Passage provided
-- start --

Blue Army: Persons of Interest
George H W Bush (1924 – 2018):
Where is it written that we must act as if we do not care?
As if we are not moved.
Well I am moved.
I want a kinder, gentler nation.
(Republican National Convention, New Orleans, 1988)
Marc Sandalow [Associate Academic Director, Washington Program, University of California]:
After the Tiananmen Square massacre in [1989, Nancy Pelosi sponsored legislation that] would have allowed Chinese exchange students in San Francisco not to be forced to go home when their visas expired because they were worried about persecution.
… George H W Bush vetoed that legislation, and the Congress overrode his veto.
(Nancy Pelosi: The most powerful woman in US politics, ABC Rear Vision, 24 February 2019)
Margaret MacMillan (1943):
In 1991, the American televangelist Pat Robertson warned that Bush Sr’s victory over Iraq was not what it appeared.
It was paving the way not for peace but for the triumph of evil.
It was all so clear to Robertson.
Ever since the Bolshevik Revolution of 1917, a secret conspiracy had been pushing the world toward socialism and the triumph of the Antichrist.

-- end --

Material provided
-- start --

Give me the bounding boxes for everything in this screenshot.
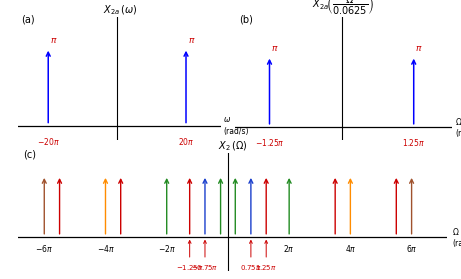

-- end --

Task goal
Rewrite the Persons of Interest passage starting at "Blue Army: Persons" and ending at "24 February 2019)", with "bill" in place of "legislation".

Response to the task
Blue Army: Persons of Interest
George H W Bush (1924 – 2018):
Where is it written that we must act as if we do not care?
As if we are not moved.
Well I am moved.
I want a kinder, gentler nation.
(Republican National Convention, New Orleans, 1988)
Marc Sandalow [Associate Academic Director, Washington Program, University of California]:
After the Tiananmen Square massacre in [1989, Nancy Pelosi sponsored bill that] would have allowed Chinese exchange students in San Francisco not to be forced to go home when their visas expired because they were worried about persecution.
… George H W Bush vetoed that bill, and the Congress overrode his veto.
(Nancy Pelosi: The most powerful woman in US politics, ABC Rear Vision, 24 February 2019)